- [Exercise goal]: Find the lines of data that contain the string "every", then list them.

- [Data entries]:
----------------

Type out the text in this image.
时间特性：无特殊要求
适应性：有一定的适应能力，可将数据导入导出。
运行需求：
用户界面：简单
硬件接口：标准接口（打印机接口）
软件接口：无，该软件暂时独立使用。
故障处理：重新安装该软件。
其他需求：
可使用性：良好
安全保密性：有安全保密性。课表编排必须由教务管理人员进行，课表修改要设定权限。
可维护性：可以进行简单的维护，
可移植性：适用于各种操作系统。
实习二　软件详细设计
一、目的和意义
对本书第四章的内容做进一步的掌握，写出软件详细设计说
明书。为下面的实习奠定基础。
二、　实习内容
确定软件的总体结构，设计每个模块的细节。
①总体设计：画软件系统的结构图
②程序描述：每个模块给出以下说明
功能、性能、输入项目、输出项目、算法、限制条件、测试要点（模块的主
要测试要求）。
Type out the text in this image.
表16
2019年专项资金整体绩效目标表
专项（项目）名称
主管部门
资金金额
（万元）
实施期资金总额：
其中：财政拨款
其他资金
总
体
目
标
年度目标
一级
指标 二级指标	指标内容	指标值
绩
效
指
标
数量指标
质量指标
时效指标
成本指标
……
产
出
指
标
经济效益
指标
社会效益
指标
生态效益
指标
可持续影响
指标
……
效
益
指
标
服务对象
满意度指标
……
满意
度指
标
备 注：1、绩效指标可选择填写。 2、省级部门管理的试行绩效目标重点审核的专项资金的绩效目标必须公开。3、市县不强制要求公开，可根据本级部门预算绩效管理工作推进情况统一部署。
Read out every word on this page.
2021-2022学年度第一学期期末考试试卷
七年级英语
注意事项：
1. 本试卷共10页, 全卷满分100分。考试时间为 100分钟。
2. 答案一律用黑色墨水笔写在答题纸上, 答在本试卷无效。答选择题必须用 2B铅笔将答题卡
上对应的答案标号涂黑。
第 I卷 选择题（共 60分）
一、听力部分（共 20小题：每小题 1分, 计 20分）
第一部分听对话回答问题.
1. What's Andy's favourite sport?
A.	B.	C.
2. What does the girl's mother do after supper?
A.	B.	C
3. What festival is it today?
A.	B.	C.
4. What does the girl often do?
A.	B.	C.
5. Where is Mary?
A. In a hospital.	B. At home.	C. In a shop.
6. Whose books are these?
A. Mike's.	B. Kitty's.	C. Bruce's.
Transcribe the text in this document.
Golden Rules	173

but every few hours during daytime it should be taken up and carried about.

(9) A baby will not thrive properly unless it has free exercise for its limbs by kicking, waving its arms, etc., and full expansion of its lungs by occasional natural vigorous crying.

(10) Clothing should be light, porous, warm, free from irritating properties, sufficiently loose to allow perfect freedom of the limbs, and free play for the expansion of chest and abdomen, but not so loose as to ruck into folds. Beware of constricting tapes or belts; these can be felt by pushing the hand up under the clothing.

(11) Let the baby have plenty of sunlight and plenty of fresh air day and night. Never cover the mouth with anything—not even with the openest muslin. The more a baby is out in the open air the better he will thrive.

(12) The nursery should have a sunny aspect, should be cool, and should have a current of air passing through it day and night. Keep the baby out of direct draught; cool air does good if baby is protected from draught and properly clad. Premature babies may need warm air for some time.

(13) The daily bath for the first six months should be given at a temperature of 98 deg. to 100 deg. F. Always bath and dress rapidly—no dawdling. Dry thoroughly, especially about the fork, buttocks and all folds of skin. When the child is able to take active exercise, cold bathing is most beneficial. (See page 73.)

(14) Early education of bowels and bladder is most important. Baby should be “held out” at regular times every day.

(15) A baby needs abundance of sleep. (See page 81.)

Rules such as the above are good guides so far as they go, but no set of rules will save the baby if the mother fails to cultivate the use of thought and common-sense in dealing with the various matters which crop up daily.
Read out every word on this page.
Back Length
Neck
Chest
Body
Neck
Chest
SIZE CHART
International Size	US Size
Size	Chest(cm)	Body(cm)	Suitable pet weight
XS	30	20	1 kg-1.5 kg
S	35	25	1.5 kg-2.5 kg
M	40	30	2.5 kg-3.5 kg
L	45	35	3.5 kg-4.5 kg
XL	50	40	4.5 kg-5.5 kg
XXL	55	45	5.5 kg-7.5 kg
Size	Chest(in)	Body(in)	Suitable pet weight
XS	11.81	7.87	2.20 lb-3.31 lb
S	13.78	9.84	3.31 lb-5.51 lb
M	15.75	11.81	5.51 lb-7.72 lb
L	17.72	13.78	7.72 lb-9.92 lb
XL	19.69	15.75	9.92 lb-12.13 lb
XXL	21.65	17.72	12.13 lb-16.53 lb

----------------

- [Task response]:
Read out every word on this page.
but every few hours during daytime it should be taken up and carried about.
(14) Early education of bowels and bladder is most important. Baby should be “held out” at regular times every day.
Read out every word on this page.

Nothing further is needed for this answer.